[Exercise data start]

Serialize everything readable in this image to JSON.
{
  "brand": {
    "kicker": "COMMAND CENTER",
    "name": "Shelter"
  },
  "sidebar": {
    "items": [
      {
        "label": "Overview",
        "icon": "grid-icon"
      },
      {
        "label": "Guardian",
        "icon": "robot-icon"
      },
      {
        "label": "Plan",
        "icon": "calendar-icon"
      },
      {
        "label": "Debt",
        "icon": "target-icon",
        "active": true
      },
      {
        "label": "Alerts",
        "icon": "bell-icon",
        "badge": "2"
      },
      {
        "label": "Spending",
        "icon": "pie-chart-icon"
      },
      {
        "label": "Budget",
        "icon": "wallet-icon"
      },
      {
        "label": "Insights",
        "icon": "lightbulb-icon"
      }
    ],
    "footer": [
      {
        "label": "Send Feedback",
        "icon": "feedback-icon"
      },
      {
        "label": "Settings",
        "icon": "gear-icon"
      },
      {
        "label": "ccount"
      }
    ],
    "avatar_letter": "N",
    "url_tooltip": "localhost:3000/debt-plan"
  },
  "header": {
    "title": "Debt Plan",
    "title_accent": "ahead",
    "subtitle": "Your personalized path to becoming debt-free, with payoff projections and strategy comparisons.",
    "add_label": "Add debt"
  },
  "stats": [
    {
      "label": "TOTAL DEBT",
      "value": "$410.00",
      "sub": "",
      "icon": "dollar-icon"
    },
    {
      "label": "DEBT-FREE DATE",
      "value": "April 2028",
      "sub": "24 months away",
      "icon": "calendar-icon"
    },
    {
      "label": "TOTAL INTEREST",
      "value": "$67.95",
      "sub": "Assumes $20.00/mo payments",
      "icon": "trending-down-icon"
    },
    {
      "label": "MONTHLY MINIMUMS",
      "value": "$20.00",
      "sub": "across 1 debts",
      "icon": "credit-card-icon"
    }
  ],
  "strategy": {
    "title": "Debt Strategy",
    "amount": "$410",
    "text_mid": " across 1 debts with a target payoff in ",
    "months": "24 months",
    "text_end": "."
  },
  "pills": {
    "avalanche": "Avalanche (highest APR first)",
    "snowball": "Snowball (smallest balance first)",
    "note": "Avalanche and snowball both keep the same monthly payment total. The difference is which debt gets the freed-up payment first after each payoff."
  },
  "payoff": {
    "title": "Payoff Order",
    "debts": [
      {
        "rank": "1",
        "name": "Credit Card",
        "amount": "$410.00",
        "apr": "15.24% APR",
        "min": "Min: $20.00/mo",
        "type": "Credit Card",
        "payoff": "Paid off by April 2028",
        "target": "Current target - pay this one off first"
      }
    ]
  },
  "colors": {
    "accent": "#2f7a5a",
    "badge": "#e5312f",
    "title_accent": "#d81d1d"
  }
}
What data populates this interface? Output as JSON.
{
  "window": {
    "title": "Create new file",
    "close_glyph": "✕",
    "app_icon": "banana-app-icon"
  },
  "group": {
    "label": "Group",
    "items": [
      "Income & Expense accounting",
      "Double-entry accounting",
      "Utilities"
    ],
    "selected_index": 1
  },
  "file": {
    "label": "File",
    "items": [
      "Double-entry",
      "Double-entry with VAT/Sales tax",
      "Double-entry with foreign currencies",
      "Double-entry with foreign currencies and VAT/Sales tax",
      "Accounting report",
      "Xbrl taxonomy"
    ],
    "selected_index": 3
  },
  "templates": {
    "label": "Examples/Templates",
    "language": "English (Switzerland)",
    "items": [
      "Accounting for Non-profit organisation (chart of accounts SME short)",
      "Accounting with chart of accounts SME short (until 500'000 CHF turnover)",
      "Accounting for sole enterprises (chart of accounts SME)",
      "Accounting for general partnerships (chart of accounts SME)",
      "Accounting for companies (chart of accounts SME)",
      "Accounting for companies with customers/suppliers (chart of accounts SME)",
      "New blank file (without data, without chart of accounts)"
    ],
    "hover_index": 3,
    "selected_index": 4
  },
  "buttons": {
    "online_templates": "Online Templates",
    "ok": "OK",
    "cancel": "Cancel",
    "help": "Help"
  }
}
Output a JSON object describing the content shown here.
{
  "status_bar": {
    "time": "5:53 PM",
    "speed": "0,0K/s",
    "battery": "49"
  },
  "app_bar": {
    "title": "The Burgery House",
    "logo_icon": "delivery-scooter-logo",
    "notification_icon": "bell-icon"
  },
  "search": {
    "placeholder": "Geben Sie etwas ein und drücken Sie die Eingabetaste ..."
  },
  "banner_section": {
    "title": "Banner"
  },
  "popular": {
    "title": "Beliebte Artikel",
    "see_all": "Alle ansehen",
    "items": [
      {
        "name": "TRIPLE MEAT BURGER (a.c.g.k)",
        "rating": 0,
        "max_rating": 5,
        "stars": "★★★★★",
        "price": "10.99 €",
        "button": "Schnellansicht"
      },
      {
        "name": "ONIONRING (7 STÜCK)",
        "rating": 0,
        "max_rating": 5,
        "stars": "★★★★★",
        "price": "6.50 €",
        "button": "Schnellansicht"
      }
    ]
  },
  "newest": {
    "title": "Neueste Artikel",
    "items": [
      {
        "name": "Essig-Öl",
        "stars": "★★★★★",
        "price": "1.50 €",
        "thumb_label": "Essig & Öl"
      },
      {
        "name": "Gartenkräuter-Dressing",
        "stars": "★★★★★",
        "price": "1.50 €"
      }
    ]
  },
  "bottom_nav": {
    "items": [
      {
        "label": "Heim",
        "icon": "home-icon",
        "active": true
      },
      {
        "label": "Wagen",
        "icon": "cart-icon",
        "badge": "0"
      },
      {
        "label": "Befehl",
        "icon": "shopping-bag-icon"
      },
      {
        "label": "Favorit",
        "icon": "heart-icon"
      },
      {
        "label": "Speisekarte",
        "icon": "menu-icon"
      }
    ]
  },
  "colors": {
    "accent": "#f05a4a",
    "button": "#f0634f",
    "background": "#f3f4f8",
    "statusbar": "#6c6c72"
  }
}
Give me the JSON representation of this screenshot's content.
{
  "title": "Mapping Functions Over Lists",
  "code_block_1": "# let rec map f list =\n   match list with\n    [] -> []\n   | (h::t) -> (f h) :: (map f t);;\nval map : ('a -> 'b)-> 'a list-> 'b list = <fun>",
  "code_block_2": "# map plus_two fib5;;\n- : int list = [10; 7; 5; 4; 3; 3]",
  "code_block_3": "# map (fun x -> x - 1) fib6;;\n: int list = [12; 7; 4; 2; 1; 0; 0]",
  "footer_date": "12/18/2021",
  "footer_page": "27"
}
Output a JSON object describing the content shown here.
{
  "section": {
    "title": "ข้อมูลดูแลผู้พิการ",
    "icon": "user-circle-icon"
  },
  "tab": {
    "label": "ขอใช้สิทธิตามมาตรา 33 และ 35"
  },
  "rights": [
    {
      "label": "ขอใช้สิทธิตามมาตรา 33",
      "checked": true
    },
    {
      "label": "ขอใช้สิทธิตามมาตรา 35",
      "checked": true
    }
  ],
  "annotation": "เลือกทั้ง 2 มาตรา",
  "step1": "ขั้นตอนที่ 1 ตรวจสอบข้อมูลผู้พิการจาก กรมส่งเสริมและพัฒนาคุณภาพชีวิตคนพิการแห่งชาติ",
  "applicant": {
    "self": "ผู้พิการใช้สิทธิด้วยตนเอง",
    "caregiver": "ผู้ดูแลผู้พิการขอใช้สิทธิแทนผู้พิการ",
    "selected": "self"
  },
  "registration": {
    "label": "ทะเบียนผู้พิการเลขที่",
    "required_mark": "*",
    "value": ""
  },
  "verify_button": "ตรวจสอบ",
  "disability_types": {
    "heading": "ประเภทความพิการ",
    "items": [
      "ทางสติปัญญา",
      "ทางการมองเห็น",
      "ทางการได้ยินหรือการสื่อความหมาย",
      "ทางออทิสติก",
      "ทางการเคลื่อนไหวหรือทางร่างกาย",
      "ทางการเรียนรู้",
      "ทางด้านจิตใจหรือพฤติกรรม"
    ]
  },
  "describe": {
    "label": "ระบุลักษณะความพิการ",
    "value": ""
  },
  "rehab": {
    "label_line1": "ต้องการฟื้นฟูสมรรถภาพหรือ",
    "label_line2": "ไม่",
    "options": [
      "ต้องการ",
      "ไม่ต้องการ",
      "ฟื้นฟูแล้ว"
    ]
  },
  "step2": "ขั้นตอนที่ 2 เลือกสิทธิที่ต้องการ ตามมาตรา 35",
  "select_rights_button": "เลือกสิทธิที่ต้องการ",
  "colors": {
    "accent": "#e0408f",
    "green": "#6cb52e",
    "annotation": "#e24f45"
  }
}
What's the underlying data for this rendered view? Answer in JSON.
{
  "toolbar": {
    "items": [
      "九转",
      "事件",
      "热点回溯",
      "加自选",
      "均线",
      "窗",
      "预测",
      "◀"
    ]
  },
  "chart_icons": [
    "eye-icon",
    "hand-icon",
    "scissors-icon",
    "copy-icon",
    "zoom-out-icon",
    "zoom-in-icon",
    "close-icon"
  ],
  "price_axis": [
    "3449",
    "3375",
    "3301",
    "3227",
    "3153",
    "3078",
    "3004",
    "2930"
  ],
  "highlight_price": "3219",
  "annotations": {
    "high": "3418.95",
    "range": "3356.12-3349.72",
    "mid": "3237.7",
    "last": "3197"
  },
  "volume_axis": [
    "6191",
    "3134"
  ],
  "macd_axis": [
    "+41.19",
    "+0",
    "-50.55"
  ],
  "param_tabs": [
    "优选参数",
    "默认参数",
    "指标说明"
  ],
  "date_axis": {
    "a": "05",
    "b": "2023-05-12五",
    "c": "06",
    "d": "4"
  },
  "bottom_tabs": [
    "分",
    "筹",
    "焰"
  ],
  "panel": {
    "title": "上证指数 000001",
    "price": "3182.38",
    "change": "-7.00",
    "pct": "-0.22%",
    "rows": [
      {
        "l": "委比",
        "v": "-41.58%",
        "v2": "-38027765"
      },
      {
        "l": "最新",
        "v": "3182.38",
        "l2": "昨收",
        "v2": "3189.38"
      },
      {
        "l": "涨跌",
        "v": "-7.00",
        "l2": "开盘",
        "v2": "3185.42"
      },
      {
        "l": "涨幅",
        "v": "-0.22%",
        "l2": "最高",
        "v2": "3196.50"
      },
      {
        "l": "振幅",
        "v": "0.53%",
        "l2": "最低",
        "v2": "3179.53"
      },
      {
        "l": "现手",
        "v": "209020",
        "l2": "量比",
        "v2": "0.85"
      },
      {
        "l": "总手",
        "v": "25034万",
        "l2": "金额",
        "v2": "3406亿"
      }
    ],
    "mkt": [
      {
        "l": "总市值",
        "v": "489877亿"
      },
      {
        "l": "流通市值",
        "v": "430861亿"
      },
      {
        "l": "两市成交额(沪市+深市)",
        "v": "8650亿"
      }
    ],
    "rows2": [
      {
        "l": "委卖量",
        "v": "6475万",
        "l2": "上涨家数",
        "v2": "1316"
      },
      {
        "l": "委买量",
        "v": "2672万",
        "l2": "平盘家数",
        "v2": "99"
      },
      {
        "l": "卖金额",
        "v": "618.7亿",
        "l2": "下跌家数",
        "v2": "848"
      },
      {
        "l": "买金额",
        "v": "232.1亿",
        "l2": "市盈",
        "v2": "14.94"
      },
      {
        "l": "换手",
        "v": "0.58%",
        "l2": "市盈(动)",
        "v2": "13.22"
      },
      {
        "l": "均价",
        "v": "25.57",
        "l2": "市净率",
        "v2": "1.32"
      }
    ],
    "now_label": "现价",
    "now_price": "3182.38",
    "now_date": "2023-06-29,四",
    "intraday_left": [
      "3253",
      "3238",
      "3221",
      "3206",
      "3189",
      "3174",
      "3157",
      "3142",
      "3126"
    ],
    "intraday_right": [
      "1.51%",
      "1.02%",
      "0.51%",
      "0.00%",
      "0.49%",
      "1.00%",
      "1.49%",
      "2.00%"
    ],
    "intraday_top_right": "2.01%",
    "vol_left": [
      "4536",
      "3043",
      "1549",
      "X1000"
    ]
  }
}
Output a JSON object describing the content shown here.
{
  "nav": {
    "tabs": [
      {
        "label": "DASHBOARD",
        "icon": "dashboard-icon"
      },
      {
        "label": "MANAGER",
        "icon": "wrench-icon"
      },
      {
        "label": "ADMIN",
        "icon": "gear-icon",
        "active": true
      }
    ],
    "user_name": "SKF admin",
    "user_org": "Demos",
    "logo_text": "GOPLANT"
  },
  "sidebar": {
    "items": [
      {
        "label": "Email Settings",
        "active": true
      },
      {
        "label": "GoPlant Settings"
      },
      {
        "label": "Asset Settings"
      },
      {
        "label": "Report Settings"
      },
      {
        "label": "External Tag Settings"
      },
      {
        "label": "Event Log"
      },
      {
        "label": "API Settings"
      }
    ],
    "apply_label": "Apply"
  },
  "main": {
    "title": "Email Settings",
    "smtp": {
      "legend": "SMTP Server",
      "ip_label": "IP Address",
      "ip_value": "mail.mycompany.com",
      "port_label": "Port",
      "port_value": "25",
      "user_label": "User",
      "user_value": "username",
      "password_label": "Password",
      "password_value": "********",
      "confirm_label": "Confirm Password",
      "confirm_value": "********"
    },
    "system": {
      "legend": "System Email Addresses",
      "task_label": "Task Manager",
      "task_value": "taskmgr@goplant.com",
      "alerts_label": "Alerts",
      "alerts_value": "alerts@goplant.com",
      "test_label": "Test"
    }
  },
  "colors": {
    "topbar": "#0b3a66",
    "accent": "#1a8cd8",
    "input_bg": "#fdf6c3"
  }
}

[Exercise data end]

◆ **Objective**: Show every line in the records above that contains the word "first".

◆ **The completed task**:
    "avalanche": "Avalanche (highest APR first)",
    "snowball": "Snowball (smallest balance first)",
    "note": "Avalanche and snowball both keep the same monthly payment total. The difference is which debt gets the freed-up payment first after each payoff."
        "target": "Current target - pay this one off first"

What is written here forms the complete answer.